◆ **What you are asked to do**: Go through the material and pull out every line with the string "JSON" in it.

Dataset items:
────────

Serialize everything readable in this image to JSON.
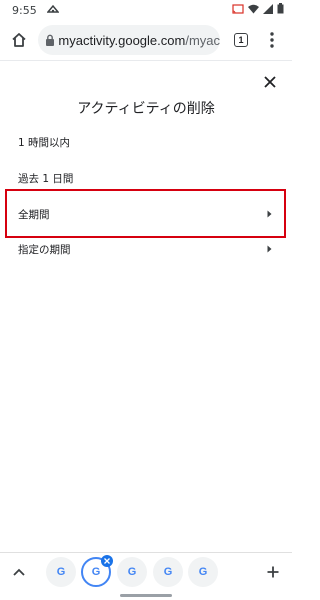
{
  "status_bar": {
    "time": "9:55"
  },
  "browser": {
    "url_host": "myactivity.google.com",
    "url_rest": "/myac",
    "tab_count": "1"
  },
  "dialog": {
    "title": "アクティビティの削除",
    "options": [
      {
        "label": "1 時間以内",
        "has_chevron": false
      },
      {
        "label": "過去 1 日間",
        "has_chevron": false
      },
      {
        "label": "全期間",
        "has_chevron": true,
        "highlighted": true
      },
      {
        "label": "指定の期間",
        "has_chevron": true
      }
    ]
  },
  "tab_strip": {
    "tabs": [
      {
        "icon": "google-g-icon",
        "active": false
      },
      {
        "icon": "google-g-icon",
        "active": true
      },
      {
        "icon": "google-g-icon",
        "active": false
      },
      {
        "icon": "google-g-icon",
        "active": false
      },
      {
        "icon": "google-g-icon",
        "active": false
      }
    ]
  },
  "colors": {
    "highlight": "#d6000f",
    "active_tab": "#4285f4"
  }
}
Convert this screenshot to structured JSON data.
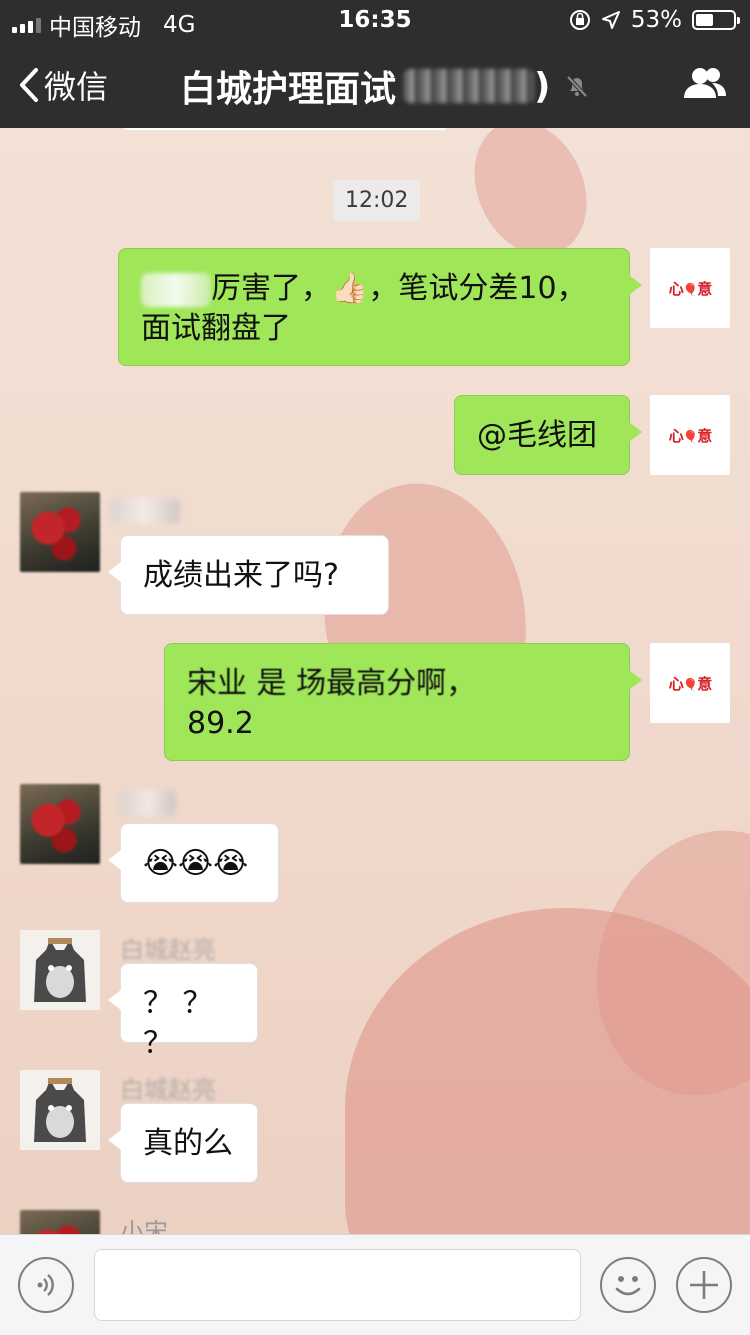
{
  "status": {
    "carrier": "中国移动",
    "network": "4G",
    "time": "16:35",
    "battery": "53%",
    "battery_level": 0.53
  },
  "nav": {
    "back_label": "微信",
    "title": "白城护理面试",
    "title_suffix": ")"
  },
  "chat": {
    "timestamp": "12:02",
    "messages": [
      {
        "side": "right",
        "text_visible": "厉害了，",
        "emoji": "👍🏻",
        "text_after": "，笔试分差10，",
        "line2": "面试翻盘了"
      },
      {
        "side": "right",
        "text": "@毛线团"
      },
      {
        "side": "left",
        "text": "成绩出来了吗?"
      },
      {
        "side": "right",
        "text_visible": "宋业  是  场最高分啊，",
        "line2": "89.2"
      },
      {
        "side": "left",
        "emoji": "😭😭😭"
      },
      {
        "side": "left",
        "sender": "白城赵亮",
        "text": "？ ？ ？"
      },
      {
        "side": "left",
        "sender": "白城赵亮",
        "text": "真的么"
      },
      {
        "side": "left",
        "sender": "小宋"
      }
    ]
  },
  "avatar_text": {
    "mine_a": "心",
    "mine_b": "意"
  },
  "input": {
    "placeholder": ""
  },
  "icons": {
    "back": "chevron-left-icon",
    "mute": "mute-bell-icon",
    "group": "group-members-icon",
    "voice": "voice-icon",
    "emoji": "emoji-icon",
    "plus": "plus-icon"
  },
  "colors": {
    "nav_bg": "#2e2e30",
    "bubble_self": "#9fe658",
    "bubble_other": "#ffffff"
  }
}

────────

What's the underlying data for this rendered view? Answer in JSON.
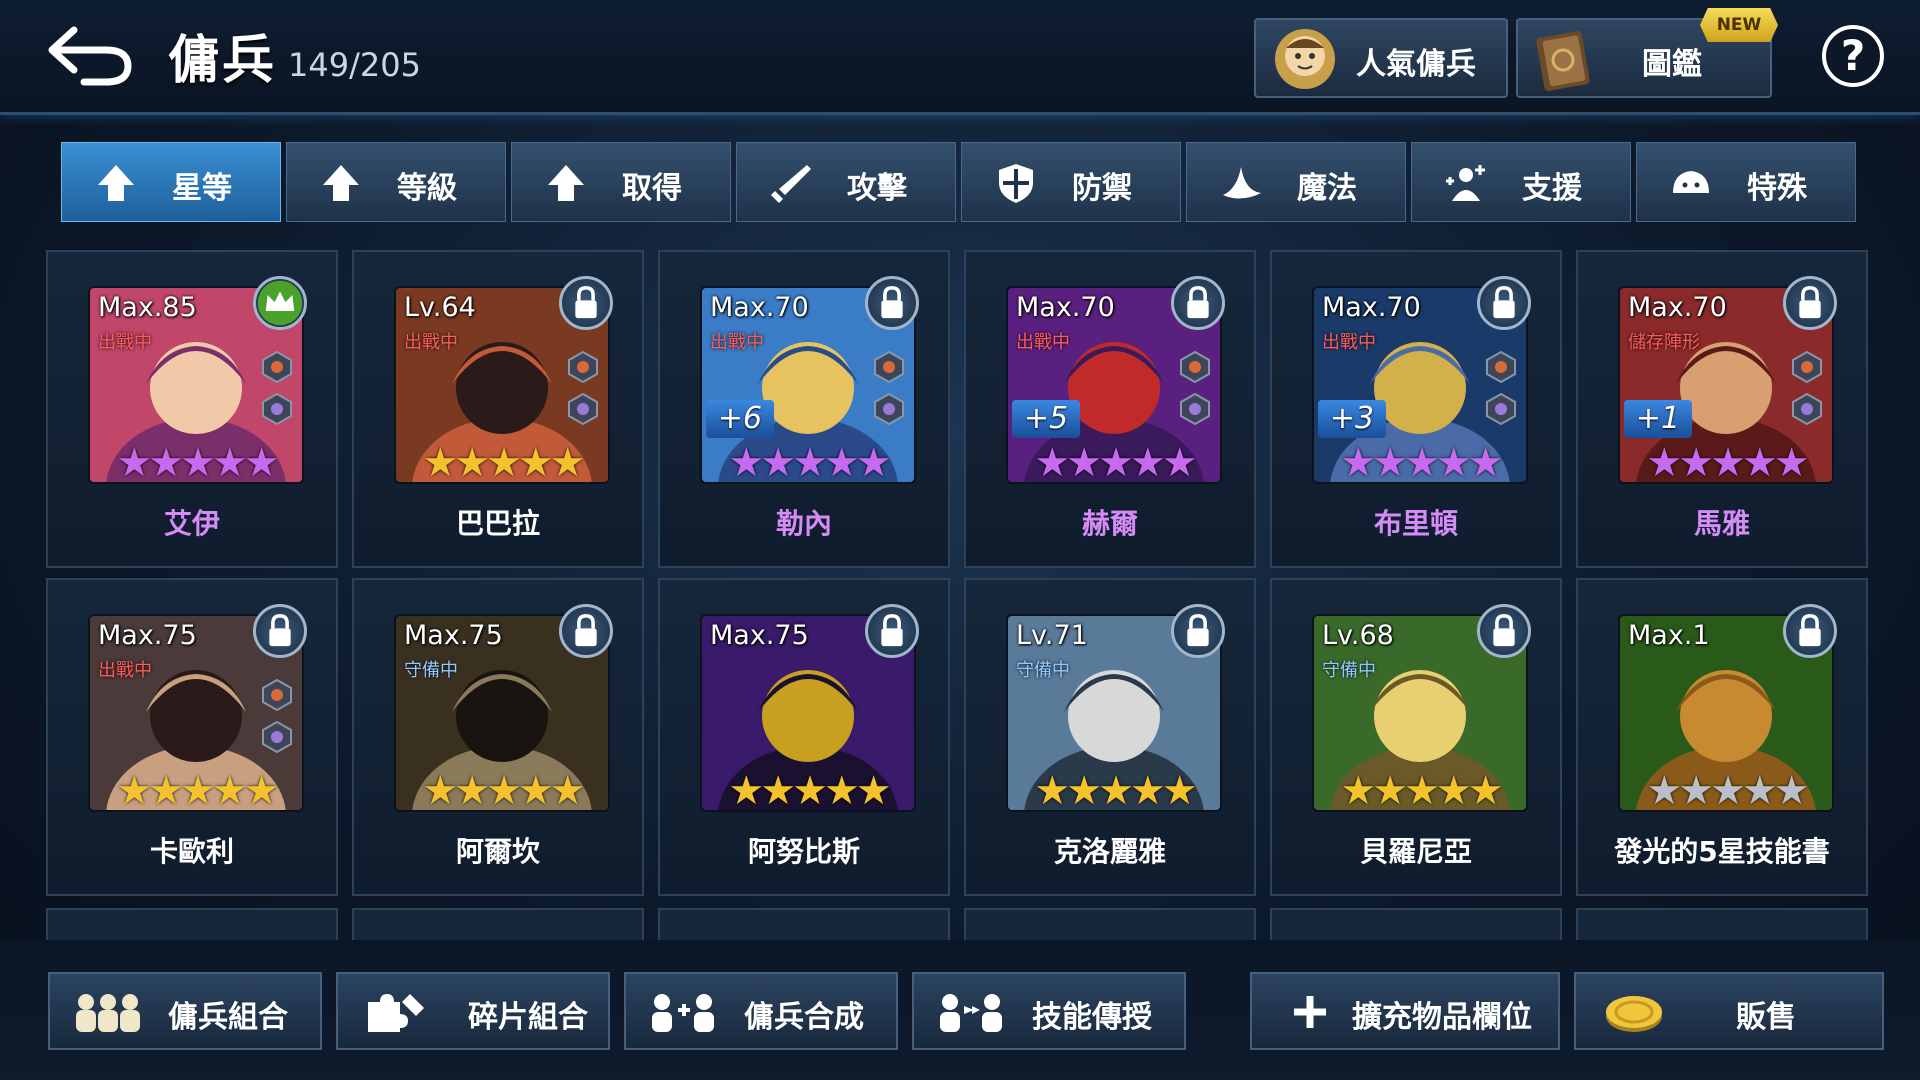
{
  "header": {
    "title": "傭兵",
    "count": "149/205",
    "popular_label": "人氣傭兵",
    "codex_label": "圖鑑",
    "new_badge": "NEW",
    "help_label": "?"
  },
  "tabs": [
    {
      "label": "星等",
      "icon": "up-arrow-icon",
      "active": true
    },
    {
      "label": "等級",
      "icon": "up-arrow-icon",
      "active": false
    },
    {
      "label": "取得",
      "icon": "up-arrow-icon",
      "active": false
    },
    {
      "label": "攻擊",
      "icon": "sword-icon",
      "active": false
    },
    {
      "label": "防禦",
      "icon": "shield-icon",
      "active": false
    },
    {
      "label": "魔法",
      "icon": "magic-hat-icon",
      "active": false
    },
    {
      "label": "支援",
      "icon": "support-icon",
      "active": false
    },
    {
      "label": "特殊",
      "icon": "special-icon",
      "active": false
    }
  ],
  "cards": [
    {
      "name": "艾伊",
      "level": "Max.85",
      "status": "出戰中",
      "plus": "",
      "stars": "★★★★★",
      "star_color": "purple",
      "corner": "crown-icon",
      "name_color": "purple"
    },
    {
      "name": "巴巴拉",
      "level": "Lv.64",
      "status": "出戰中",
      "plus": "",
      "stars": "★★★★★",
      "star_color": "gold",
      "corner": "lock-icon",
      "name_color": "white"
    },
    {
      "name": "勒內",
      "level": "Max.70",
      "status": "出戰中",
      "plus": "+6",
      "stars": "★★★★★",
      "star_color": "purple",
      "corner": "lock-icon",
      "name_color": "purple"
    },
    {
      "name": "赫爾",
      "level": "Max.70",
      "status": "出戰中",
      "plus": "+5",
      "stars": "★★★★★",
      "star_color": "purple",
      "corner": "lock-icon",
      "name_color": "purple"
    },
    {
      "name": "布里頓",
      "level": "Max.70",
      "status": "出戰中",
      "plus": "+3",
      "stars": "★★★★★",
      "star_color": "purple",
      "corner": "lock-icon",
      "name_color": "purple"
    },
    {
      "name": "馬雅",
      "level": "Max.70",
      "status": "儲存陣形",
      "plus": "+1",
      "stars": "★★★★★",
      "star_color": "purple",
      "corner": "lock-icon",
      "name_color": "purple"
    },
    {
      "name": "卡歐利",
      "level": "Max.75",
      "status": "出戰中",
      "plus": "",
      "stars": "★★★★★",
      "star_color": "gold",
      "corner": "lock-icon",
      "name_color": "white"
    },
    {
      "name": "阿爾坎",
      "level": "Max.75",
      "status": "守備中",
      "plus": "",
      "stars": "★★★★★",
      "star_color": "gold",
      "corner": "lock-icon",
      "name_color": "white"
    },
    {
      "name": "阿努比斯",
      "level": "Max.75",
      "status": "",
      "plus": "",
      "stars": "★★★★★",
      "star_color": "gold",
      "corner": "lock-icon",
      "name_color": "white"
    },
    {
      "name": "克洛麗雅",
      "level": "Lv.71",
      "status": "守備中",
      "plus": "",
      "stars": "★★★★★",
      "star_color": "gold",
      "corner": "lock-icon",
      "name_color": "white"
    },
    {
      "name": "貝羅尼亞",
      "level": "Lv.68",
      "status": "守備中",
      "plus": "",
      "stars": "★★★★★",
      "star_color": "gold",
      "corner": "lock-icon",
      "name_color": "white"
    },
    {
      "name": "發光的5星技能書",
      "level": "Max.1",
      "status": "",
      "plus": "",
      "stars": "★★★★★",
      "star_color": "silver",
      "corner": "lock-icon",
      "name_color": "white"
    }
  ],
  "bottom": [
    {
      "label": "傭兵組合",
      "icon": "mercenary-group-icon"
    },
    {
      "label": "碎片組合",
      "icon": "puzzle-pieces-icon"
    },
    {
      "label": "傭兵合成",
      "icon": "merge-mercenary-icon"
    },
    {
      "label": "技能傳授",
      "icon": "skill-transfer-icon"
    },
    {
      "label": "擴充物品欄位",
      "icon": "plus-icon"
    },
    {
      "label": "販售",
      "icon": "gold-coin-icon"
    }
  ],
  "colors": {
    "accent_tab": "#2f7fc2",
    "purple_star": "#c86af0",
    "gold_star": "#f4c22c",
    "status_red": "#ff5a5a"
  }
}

────────

◆ **Solution for this exercise**:
Serialize everything readable in this image to JSON.
Convert this screenshot to structured JSON data.
What's the underlying data for this rendered view? Answer in JSON.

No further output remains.